=== Work required ===
Return all lines where the word "共设车站" can be found.

=== Records for the exercise ===
◇ ◇ ◇ ◇ ◇ ◇ ◇

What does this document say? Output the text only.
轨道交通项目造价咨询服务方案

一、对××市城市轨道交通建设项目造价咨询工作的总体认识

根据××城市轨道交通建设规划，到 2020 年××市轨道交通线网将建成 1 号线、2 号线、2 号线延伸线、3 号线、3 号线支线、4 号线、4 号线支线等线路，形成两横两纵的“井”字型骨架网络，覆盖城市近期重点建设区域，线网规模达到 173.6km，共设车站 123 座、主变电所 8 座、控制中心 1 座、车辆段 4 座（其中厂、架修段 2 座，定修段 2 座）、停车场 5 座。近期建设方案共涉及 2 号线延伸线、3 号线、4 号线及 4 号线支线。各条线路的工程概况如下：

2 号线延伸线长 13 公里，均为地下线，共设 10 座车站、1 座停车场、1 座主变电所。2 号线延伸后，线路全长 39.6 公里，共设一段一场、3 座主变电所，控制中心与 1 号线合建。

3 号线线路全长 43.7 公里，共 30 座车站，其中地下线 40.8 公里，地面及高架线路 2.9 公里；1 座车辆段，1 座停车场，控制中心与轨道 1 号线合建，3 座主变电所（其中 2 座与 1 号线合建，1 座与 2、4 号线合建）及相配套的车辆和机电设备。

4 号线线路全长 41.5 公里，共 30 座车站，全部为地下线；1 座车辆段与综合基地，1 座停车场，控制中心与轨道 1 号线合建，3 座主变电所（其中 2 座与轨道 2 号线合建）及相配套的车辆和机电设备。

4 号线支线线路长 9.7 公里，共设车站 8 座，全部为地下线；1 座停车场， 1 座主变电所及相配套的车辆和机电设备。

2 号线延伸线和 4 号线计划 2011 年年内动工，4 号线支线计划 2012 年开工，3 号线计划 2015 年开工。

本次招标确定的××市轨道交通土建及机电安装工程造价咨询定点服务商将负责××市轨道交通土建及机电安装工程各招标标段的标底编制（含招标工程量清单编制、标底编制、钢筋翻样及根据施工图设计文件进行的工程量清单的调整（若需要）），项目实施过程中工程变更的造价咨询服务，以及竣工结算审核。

◇ ◇ ◇ ◇ ◇ ◇ ◇

=== Result of this exercise ===
根据××城市轨道交通建设规划，到 2020 年××市轨道交通线网将建成 1 号线、2 号线、2 号线延伸线、3 号线、3 号线支线、4 号线、4 号线支线等线路，形成两横两纵的“井”字型骨架网络，覆盖城市近期重点建设区域，线网规模达到 173.6km，共设车站 123 座、主变电所 8 座、控制中心 1 座、车辆段 4 座（其中厂、架修段 2 座，定修段 2 座）、停车场 5 座。近期建设方案共涉及 2 号线延伸线、3 号线、4 号线及 4 号线支线。各条线路的工程概况如下：
4 号线支线线路长 9.7 公里，共设车站 8 座，全部为地下线；1 座停车场， 1 座主变电所及相配套的车辆和机电设备。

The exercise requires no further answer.